## Texto fornecido
E permitta-me ainda o illustre deputado que lhe diga, que, segundo entendo, os dialogos não esclarecem debate nenhum; todavia deixo a v. ex.ª ser juiz d'este pleito, e resolverá o que entender melhor para a ordem do debate.

O Orador: — Sujeito-me com o maior respeito ás observações de v. ex.ª; mas v. ex.ª comprehende que ás vezes o orador se vê obrigado a responder aos ápartes que lhe são dirigidos.

Vou terminar.

Disse-se aqui e no meu entender muito bem «que não são estas nomeações de reacionario ou de não reacionario, de liberal ou de não liberal que classificam os partidos: o que classifica os partidos são os seus actos» (Muitos apoiados). Inteiramente de accordo. E se o partido regenerador é classificado pelos seus actos no poder, assim tambem pelos seus actos no poder está classificado o partido reformista (apoiados).

O sr. Melicio: — Declaro a v. ex.ª e á camara que, se estivesse presente quando se votou a admissão á discussão do projecto de reforma da carta constitucional, teria votado contra; e igualmente declaro que faço minhas as considerações apresentadas a esse respeito pelo meu honrado amigo o sr. Anselmo Braamcamp.

O sr. Presidente: — Estão concluidas as explicações que deram trinta e um srs. deputados. Alguns senhores pediram pela segunda vez a palavra, mas bem sabem que para explicações não se dá a palavra segunda vez.

O sr. Mariano de Carvalho: — O illustre deputado o sr. Sant'Anna e Vasconcellos começou o seu discurso, dizendo que não usava da palavra para explicações, e desde que fallou entende-se que não foi para explicações.

O sr. Presidente: — A censura é feita á mesa, que que não ouviu essa declaração. Agora vamos votar os requerimentos que estão sobre a mesa.

## Requisitos do exercício
A. Responda às perguntas seguintes com base no texto fornecido:
(i) Quantos srs. deputados deram explicações, segundo o sr. Presidente?
(ii) Como teria votado o sr. Melicio na admissão à discussão do projeto de reforma da carta constitucional, se estivesse presente?
(iii) Segundo o que se disse e o orador aprova, o que classifica os partidos?
B. Altere o trecho do texto fornecido que vai de "O sr. Presidente: — Estão" até "foi para explicações.", inclusive, trocando "trinta e um" por "trinta e dois".

Dados de localização dos elementos
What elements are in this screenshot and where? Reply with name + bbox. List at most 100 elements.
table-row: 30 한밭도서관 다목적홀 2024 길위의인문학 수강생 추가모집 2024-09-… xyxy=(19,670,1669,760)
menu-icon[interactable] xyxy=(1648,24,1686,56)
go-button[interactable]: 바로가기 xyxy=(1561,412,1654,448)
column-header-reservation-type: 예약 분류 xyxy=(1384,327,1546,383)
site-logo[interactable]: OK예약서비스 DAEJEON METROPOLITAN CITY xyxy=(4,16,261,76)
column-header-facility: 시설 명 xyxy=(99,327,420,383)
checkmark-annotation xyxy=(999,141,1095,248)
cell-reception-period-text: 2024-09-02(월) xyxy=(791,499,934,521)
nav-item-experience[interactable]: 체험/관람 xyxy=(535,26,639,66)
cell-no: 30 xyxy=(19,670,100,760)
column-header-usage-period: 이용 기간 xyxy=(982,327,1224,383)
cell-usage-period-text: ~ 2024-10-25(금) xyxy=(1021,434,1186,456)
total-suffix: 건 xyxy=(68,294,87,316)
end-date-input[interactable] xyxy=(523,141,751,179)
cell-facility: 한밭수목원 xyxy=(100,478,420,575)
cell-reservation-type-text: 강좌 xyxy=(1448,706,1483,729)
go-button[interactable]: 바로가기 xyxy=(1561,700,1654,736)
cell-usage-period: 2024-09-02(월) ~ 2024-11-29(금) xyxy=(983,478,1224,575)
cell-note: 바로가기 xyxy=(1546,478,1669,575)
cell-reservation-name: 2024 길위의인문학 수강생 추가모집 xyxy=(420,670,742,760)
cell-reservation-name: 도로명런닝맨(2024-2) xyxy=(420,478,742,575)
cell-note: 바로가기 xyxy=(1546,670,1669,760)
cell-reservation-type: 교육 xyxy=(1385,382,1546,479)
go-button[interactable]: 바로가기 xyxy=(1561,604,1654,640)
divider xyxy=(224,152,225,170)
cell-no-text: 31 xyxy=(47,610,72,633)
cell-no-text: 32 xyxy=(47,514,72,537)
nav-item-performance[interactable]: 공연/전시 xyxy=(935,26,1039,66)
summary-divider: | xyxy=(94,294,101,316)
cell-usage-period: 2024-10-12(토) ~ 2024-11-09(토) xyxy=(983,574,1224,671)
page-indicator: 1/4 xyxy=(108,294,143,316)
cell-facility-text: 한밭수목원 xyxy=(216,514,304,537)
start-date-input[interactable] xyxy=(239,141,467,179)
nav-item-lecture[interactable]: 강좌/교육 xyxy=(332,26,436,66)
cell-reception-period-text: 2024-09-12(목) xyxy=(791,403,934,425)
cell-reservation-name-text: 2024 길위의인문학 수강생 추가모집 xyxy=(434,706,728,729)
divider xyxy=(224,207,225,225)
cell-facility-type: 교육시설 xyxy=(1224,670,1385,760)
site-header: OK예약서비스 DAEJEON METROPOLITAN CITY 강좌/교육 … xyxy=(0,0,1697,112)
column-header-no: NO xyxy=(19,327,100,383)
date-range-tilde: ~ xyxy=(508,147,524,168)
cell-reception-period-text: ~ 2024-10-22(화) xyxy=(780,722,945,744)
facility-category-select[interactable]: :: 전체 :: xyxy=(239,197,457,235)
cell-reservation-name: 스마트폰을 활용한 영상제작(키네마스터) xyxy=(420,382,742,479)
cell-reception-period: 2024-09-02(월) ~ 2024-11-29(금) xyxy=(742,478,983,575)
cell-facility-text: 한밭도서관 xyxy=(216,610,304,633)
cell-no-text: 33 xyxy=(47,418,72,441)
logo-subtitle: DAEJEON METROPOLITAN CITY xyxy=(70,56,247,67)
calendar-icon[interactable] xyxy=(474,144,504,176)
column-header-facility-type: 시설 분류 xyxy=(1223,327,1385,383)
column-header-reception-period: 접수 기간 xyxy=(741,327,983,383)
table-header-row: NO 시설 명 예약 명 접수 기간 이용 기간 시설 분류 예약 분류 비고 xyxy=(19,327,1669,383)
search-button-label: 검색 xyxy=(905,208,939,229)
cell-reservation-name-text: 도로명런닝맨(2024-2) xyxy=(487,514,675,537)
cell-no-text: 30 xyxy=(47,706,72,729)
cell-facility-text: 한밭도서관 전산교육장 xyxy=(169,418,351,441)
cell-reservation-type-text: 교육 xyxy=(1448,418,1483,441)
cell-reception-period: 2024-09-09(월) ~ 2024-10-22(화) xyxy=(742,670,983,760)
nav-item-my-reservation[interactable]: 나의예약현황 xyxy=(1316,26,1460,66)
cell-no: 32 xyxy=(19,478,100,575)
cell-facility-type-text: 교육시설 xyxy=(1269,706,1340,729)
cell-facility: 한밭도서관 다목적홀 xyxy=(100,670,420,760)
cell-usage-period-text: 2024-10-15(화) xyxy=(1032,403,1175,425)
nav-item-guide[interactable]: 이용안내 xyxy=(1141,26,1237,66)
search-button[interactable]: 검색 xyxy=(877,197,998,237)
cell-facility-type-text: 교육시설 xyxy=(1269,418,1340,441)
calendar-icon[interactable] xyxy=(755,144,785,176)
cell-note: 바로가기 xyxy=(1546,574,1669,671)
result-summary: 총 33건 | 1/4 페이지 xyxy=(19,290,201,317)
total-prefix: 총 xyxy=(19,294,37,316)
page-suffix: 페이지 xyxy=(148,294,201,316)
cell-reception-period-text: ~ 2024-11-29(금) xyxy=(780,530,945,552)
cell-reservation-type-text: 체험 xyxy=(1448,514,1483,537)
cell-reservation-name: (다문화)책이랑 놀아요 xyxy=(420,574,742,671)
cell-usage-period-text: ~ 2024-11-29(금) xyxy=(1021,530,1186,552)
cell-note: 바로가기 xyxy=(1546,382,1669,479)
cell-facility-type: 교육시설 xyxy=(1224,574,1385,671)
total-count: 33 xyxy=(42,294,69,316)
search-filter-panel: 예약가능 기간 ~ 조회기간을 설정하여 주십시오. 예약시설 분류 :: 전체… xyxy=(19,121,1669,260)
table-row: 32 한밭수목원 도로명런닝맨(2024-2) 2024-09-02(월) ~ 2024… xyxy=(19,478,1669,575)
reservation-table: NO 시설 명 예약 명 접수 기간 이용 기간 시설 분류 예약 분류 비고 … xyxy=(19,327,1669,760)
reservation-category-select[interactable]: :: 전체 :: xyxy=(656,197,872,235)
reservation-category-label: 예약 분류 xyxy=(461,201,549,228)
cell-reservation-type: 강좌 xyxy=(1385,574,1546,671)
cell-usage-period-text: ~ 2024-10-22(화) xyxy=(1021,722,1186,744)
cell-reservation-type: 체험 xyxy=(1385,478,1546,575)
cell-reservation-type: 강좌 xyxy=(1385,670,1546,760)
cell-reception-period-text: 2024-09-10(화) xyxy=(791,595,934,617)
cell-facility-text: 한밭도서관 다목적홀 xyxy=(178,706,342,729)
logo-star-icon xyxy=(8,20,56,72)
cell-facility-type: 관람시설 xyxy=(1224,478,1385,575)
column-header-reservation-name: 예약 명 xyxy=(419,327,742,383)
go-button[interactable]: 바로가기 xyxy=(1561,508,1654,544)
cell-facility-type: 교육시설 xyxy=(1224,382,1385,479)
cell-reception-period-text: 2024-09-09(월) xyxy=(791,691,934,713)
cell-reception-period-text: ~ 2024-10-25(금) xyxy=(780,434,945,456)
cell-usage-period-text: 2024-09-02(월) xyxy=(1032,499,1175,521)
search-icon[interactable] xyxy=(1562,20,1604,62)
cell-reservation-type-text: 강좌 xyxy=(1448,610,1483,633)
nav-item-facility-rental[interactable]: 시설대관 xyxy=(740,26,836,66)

## Respostas esperadas
A.
(i) Trinta e um.
(ii) Contra.
(iii) Os seus actos.

B.
O sr. Presidente: — Estão concluidas as explicações que deram trinta e dois srs. deputados. Alguns senhores pediram pela segunda vez a palavra, mas bem sabem que para explicações não se dá a palavra segunda vez.

O sr. Mariano de Carvalho: — O illustre deputado o sr. Sant'Anna e Vasconcellos começou o seu discurso, dizendo que não usava da palavra para explicações, e desde que fallou entende-se que não foi para explicações.